→ **EXERCISE GOAL**
Identify each line holding the string "shown" and copy it.

(Entries from a dataset)

::::

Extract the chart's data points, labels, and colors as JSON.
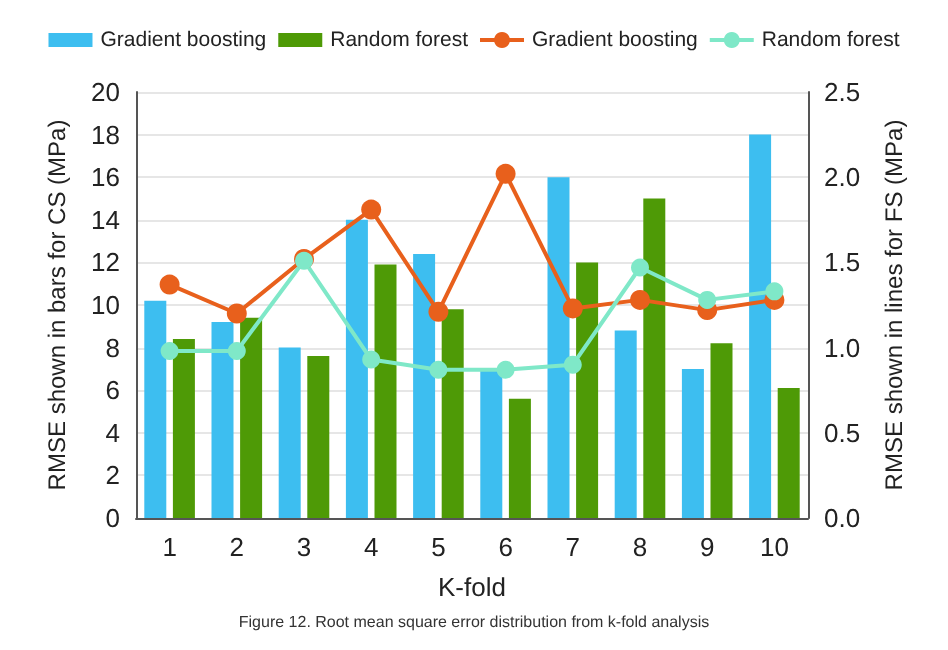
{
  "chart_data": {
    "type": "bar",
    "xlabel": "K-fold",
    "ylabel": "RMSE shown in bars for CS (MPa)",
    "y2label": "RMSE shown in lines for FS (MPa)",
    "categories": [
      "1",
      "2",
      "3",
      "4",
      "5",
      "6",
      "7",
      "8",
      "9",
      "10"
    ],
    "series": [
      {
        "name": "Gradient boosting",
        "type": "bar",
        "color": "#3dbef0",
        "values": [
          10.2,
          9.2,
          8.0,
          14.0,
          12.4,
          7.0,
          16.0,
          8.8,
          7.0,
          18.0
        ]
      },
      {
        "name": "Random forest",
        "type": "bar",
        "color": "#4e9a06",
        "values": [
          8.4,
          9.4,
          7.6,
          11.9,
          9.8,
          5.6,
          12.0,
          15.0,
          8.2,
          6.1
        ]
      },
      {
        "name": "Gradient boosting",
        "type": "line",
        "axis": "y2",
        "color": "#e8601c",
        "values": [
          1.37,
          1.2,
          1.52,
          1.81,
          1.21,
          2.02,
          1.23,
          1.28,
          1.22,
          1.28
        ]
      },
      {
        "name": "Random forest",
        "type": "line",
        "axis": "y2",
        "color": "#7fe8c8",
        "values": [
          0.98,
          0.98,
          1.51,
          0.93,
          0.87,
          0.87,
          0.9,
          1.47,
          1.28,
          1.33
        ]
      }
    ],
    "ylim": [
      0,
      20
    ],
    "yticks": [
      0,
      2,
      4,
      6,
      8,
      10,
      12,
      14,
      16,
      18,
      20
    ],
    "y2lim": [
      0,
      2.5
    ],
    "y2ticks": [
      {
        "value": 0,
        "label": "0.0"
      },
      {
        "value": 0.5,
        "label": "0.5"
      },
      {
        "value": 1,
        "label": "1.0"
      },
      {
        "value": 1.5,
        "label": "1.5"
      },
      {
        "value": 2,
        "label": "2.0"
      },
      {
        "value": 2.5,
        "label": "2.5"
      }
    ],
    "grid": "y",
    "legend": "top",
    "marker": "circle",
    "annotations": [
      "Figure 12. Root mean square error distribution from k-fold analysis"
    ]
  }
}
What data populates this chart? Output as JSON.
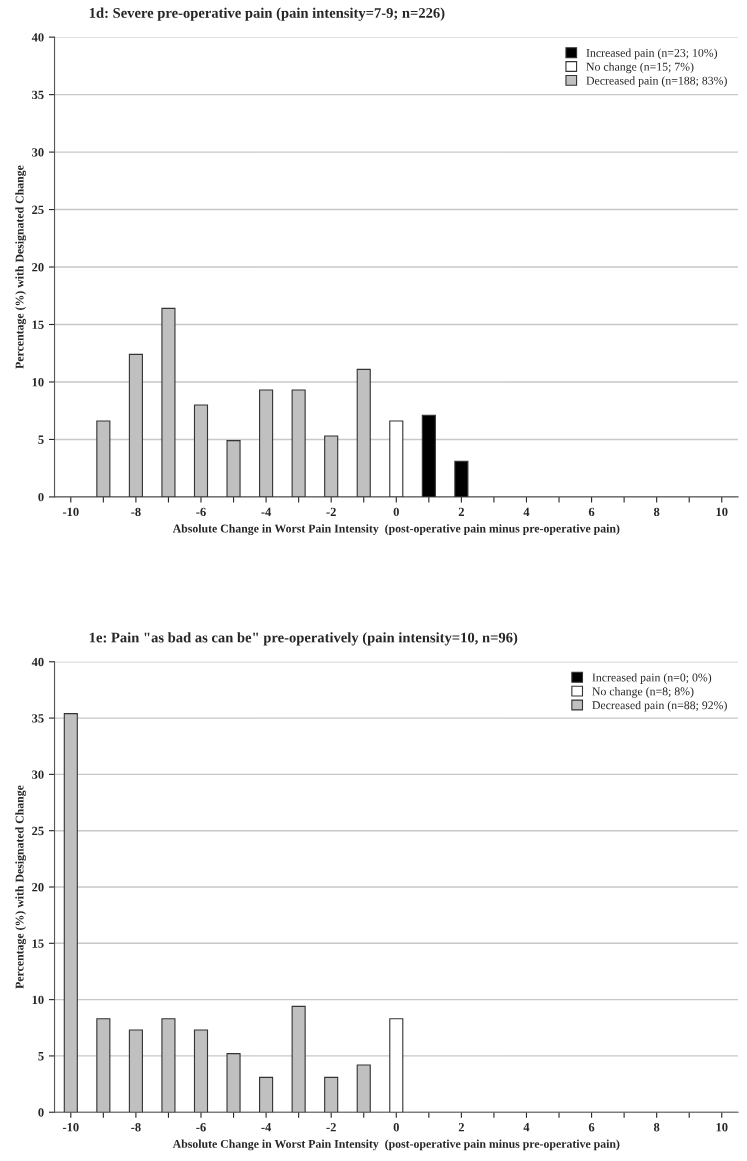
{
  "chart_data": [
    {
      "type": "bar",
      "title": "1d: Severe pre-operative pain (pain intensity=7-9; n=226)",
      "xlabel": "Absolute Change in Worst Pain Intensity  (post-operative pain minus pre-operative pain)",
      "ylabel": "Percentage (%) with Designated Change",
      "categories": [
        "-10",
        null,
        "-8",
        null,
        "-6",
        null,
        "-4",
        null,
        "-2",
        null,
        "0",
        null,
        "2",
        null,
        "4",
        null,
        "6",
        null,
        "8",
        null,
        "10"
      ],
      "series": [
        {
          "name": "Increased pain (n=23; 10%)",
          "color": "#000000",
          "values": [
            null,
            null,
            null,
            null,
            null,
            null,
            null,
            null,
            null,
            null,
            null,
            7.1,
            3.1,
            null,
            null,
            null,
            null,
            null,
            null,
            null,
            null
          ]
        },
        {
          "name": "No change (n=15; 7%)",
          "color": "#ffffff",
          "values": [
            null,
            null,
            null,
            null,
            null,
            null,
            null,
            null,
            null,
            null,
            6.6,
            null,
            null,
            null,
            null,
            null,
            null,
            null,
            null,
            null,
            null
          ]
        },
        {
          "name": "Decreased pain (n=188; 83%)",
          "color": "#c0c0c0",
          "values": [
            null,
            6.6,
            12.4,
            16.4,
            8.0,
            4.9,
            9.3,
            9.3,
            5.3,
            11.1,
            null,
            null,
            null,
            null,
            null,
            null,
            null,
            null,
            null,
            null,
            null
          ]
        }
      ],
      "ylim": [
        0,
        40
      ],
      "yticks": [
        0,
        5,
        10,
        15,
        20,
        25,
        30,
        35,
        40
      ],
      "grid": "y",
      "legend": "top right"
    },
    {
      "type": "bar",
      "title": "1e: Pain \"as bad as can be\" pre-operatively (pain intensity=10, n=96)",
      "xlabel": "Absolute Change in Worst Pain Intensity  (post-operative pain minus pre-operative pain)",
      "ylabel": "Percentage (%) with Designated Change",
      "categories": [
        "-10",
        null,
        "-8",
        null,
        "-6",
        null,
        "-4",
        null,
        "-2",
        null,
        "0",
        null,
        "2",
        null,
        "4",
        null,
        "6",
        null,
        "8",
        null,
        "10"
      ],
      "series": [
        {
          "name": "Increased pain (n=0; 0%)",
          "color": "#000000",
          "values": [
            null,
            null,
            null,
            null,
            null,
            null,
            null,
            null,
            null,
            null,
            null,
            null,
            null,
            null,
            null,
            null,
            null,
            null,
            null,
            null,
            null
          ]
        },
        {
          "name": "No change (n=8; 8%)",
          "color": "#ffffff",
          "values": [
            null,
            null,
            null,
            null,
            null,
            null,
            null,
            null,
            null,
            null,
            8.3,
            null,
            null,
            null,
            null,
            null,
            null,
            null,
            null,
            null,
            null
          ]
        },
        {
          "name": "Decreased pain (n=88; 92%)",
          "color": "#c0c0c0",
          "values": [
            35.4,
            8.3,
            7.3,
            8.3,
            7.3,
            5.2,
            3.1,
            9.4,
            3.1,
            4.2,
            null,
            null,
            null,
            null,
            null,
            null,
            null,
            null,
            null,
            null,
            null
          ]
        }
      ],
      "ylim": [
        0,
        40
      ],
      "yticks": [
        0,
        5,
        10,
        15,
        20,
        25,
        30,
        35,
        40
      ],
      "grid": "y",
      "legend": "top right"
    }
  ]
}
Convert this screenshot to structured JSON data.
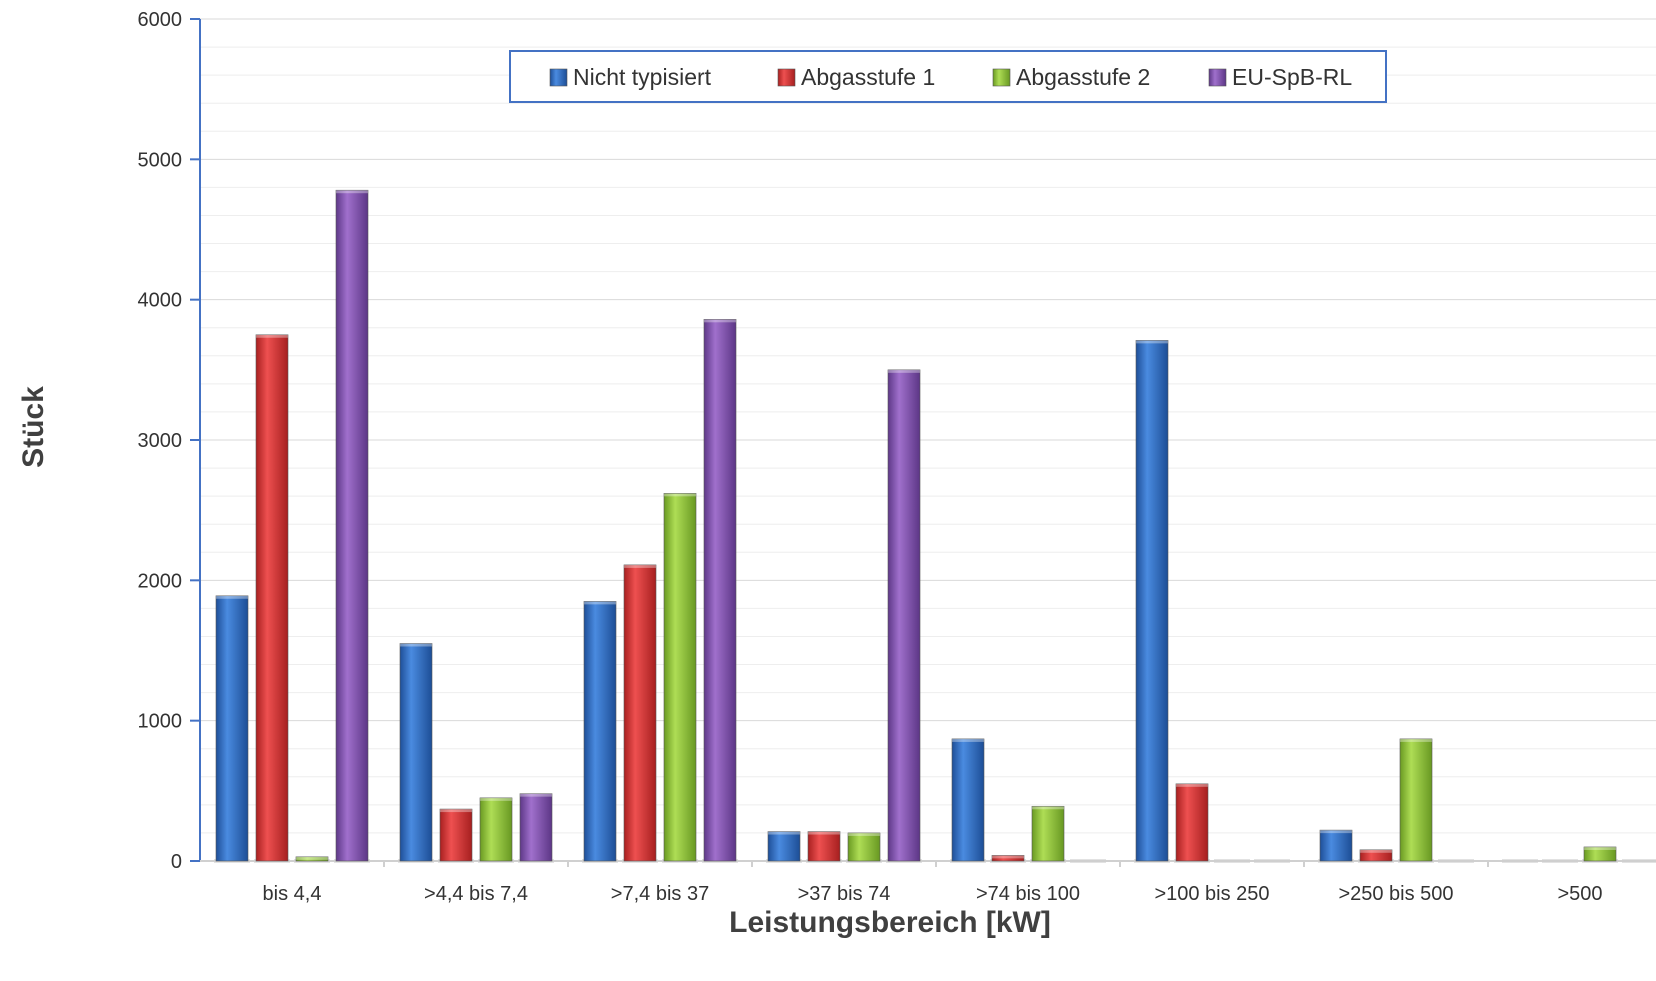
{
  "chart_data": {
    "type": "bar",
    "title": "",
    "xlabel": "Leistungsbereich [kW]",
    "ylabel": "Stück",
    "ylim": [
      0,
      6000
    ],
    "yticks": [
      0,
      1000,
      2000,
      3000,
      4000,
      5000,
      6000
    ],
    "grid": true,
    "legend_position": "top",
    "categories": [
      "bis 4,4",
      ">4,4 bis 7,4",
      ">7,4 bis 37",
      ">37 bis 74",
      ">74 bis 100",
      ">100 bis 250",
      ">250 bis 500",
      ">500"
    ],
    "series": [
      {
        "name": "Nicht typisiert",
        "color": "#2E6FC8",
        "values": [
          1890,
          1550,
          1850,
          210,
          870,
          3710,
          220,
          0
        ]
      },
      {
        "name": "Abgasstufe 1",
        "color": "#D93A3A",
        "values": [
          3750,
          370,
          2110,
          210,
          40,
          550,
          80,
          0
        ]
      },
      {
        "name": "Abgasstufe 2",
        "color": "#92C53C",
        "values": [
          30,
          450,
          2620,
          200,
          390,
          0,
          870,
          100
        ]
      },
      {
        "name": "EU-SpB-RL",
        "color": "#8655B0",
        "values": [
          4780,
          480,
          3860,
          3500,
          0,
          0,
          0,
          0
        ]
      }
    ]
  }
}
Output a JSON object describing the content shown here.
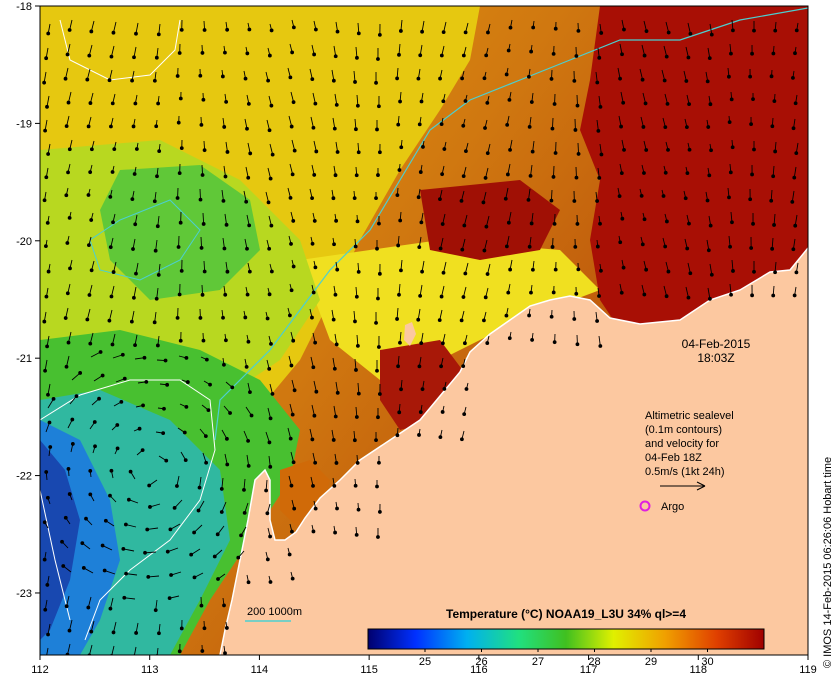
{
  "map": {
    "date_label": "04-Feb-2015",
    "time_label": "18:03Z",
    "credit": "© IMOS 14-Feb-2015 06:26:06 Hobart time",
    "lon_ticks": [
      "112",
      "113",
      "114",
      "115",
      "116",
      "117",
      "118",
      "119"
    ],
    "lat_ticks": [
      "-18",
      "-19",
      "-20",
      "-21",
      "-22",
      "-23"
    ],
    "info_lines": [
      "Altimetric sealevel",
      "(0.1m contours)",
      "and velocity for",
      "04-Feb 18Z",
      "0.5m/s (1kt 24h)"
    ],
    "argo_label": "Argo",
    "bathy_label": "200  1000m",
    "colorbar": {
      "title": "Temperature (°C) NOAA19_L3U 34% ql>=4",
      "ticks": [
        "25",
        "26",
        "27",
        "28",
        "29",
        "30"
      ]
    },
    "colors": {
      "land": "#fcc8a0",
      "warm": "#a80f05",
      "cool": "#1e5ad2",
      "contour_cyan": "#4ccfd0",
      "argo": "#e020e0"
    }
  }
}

::::

→ **SOLUTION TO THE EXERCISE**
    "ylabel": "RMSE shown in bars for CS (MPa)",
    "y2label": "RMSE shown in lines for FS (MPa)",
Output a JSON object describing the content shown here.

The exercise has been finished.